• TO BE DONE
What is needed here is an exact copy of every entry.

════════════════════

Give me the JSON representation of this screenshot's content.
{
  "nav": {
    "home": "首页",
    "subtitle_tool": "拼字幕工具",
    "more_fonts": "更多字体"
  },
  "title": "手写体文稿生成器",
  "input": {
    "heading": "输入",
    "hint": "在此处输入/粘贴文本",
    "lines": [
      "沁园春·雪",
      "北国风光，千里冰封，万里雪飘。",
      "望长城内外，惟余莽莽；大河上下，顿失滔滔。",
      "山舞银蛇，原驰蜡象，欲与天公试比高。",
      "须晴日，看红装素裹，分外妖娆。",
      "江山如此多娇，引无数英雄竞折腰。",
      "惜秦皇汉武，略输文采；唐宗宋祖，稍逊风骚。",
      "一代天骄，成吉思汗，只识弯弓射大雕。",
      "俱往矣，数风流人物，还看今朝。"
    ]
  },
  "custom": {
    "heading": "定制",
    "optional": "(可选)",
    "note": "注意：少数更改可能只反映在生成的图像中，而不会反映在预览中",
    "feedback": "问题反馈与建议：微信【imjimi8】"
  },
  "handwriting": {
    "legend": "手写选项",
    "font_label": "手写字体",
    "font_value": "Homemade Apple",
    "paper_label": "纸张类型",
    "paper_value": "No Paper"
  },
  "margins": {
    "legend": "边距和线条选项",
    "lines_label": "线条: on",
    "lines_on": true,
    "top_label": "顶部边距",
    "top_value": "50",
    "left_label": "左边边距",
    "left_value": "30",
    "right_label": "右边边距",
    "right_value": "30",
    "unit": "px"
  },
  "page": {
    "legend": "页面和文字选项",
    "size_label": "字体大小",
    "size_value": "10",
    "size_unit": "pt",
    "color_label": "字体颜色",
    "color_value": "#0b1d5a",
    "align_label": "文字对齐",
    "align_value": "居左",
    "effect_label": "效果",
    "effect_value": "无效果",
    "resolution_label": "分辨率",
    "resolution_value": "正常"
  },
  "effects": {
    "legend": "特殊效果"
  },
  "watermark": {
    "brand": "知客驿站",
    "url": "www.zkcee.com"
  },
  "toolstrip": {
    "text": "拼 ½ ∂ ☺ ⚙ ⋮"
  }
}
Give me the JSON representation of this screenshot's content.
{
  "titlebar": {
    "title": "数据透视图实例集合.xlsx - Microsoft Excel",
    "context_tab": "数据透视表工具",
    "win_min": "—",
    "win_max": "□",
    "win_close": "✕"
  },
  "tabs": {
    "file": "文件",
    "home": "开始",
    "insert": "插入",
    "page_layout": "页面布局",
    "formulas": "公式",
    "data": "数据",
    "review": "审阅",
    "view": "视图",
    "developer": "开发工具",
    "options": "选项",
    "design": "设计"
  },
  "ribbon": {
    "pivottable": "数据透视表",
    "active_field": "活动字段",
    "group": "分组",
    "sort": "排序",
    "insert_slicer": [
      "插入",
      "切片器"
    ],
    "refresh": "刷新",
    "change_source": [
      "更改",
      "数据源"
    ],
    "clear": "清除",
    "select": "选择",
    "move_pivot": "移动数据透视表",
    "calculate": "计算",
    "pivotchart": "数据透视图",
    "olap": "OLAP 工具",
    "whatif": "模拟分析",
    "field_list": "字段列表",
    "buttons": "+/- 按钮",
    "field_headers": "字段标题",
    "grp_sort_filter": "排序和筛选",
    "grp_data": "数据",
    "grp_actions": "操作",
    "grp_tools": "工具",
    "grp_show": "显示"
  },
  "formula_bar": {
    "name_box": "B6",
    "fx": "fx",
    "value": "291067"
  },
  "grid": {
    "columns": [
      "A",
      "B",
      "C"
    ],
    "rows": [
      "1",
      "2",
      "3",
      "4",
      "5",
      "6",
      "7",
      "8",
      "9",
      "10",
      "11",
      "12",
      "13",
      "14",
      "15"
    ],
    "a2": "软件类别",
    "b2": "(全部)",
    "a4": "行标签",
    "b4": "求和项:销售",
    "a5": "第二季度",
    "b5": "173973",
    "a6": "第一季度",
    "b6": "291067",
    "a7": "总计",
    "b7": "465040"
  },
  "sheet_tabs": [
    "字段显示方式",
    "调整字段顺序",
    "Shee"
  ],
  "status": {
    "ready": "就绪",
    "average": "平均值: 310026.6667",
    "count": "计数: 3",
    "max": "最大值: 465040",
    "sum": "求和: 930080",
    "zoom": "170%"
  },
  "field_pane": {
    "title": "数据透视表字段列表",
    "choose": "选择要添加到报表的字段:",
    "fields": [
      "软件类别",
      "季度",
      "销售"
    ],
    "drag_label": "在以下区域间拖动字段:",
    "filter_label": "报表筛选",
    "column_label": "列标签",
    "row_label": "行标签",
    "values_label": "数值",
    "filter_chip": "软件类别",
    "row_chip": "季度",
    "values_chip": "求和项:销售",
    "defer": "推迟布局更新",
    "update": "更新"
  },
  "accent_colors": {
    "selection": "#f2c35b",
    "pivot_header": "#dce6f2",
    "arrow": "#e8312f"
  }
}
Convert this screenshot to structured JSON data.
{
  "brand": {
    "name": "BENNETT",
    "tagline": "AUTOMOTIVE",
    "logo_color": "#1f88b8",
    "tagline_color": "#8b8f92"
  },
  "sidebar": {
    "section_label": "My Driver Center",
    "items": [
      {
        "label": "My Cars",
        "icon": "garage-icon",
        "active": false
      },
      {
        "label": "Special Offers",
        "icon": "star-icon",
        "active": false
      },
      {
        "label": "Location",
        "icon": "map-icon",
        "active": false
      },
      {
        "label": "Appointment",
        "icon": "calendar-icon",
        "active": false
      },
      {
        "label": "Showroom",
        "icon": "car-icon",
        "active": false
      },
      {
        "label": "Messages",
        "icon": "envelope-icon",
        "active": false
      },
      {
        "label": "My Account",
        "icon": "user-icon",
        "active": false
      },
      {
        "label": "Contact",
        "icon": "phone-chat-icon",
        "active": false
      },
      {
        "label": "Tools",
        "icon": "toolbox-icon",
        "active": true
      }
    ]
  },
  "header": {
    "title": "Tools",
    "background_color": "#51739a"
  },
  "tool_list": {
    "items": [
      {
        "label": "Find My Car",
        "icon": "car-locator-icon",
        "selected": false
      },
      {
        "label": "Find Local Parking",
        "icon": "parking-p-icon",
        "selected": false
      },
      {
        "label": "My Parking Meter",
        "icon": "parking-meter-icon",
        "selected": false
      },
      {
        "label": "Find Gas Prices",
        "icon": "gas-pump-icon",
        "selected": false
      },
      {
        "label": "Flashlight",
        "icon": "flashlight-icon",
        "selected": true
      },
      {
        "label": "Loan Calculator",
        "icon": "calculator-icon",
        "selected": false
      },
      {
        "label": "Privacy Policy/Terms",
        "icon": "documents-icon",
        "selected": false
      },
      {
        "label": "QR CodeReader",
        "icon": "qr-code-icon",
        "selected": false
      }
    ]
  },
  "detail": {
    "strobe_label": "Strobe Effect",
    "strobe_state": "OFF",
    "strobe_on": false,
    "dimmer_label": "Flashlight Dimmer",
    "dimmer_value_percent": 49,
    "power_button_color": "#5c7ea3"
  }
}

════════════════════

• RESULT FOR THIS TASK
Give me the JSON representation of this screenshot's content.
{
  "nav": {
    "home": "首页",
    "subtitle_tool": "拼字幕工具",
    "more_fonts": "更多字体"
  },
  "title": "手写体文稿生成器",
  "input": {
    "heading": "输入",
    "hint": "在此处输入/粘贴文本",
    "lines": [
      "沁园春·雪",
      "北国风光，千里冰封，万里雪飘。",
      "望长城内外，惟余莽莽；大河上下，顿失滔滔。",
      "山舞银蛇，原驰蜡象，欲与天公试比高。",
      "须晴日，看红装素裹，分外妖娆。",
      "江山如此多娇，引无数英雄竞折腰。",
      "惜秦皇汉武，略输文采；唐宗宋祖，稍逊风骚。",
      "一代天骄，成吉思汗，只识弯弓射大雕。",
      "俱往矣，数风流人物，还看今朝。"
    ]
  },
  "custom": {
    "heading": "定制",
    "optional": "(可选)",
    "note": "注意：少数更改可能只反映在生成的图像中，而不会反映在预览中",
    "feedback": "问题反馈与建议：微信【imjimi8】"
  },
  "handwriting": {
    "legend": "手写选项",
    "font_label": "手写字体",
    "font_value": "Homemade Apple",
    "paper_label": "纸张类型",
    "paper_value": "No Paper"
  },
  "margins": {
    "legend": "边距和线条选项",
    "lines_label": "线条: on",
    "lines_on": true,
    "top_label": "顶部边距",
    "top_value": "50",
    "left_label": "左边边距",
    "left_value": "30",
    "right_label": "右边边距",
    "right_value": "30",
    "unit": "px"
  },
  "page": {
    "legend": "页面和文字选项",
    "size_label": "字体大小",
    "size_value": "10",
    "size_unit": "pt",
    "color_label": "字体颜色",
    "color_value": "#0b1d5a",
    "align_label": "文字对齐",
    "align_value": "居左",
    "effect_label": "效果",
    "effect_value": "无效果",
    "resolution_label": "分辨率",
    "resolution_value": "正常"
  },
  "effects": {
    "legend": "特殊效果"
  },
  "watermark": {
    "brand": "知客驿站",
    "url": "www.zkcee.com"
  },
  "toolstrip": {
    "text": "拼 ½ ∂ ☺ ⚙ ⋮"
  }
}
Give me the JSON representation of this screenshot's content.
{
  "titlebar": {
    "title": "数据透视图实例集合.xlsx - Microsoft Excel",
    "context_tab": "数据透视表工具",
    "win_min": "—",
    "win_max": "□",
    "win_close": "✕"
  },
  "tabs": {
    "file": "文件",
    "home": "开始",
    "insert": "插入",
    "page_layout": "页面布局",
    "formulas": "公式",
    "data": "数据",
    "review": "审阅",
    "view": "视图",
    "developer": "开发工具",
    "options": "选项",
    "design": "设计"
  },
  "ribbon": {
    "pivottable": "数据透视表",
    "active_field": "活动字段",
    "group": "分组",
    "sort": "排序",
    "insert_slicer": [
      "插入",
      "切片器"
    ],
    "refresh": "刷新",
    "change_source": [
      "更改",
      "数据源"
    ],
    "clear": "清除",
    "select": "选择",
    "move_pivot": "移动数据透视表",
    "calculate": "计算",
    "pivotchart": "数据透视图",
    "olap": "OLAP 工具",
    "whatif": "模拟分析",
    "field_list": "字段列表",
    "buttons": "+/- 按钮",
    "field_headers": "字段标题",
    "grp_sort_filter": "排序和筛选",
    "grp_data": "数据",
    "grp_actions": "操作",
    "grp_tools": "工具",
    "grp_show": "显示"
  },
  "formula_bar": {
    "name_box": "B6",
    "fx": "fx",
    "value": "291067"
  },
  "grid": {
    "columns": [
      "A",
      "B",
      "C"
    ],
    "rows": [
      "1",
      "2",
      "3",
      "4",
      "5",
      "6",
      "7",
      "8",
      "9",
      "10",
      "11",
      "12",
      "13",
      "14",
      "15"
    ],
    "a2": "软件类别",
    "b2": "(全部)",
    "a4": "行标签",
    "b4": "求和项:销售",
    "a5": "第二季度",
    "b5": "173973",
    "a6": "第一季度",
    "b6": "291067",
    "a7": "总计",
    "b7": "465040"
  },
  "sheet_tabs": [
    "字段显示方式",
    "调整字段顺序",
    "Shee"
  ],
  "status": {
    "ready": "就绪",
    "average": "平均值: 310026.6667",
    "count": "计数: 3",
    "max": "最大值: 465040",
    "sum": "求和: 930080",
    "zoom": "170%"
  },
  "field_pane": {
    "title": "数据透视表字段列表",
    "choose": "选择要添加到报表的字段:",
    "fields": [
      "软件类别",
      "季度",
      "销售"
    ],
    "drag_label": "在以下区域间拖动字段:",
    "filter_label": "报表筛选",
    "column_label": "列标签",
    "row_label": "行标签",
    "values_label": "数值",
    "filter_chip": "软件类别",
    "row_chip": "季度",
    "values_chip": "求和项:销售",
    "defer": "推迟布局更新",
    "update": "更新"
  },
  "accent_colors": {
    "selection": "#f2c35b",
    "pivot_header": "#dce6f2",
    "arrow": "#e8312f"
  }
}
Convert this screenshot to structured JSON data.
{
  "brand": {
    "name": "BENNETT",
    "tagline": "AUTOMOTIVE",
    "logo_color": "#1f88b8",
    "tagline_color": "#8b8f92"
  },
  "sidebar": {
    "section_label": "My Driver Center",
    "items": [
      {
        "label": "My Cars",
        "icon": "garage-icon",
        "active": false
      },
      {
        "label": "Special Offers",
        "icon": "star-icon",
        "active": false
      },
      {
        "label": "Location",
        "icon": "map-icon",
        "active": false
      },
      {
        "label": "Appointment",
        "icon": "calendar-icon",
        "active": false
      },
      {
        "label": "Showroom",
        "icon": "car-icon",
        "active": false
      },
      {
        "label": "Messages",
        "icon": "envelope-icon",
        "active": false
      },
      {
        "label": "My Account",
        "icon": "user-icon",
        "active": false
      },
      {
        "label": "Contact",
        "icon": "phone-chat-icon",
        "active": false
      },
      {
        "label": "Tools",
        "icon": "toolbox-icon",
        "active": true
      }
    ]
  },
  "header": {
    "title": "Tools",
    "background_color": "#51739a"
  },
  "tool_list": {
    "items": [
      {
        "label": "Find My Car",
        "icon": "car-locator-icon",
        "selected": false
      },
      {
        "label": "Find Local Parking",
        "icon": "parking-p-icon",
        "selected": false
      },
      {
        "label": "My Parking Meter",
        "icon": "parking-meter-icon",
        "selected": false
      },
      {
        "label": "Find Gas Prices",
        "icon": "gas-pump-icon",
        "selected": false
      },
      {
        "label": "Flashlight",
        "icon": "flashlight-icon",
        "selected": true
      },
      {
        "label": "Loan Calculator",
        "icon": "calculator-icon",
        "selected": false
      },
      {
        "label": "Privacy Policy/Terms",
        "icon": "documents-icon",
        "selected": false
      },
      {
        "label": "QR CodeReader",
        "icon": "qr-code-icon",
        "selected": false
      }
    ]
  },
  "detail": {
    "strobe_label": "Strobe Effect",
    "strobe_state": "OFF",
    "strobe_on": false,
    "dimmer_label": "Flashlight Dimmer",
    "dimmer_value_percent": 49,
    "power_button_color": "#5c7ea3"
  }
}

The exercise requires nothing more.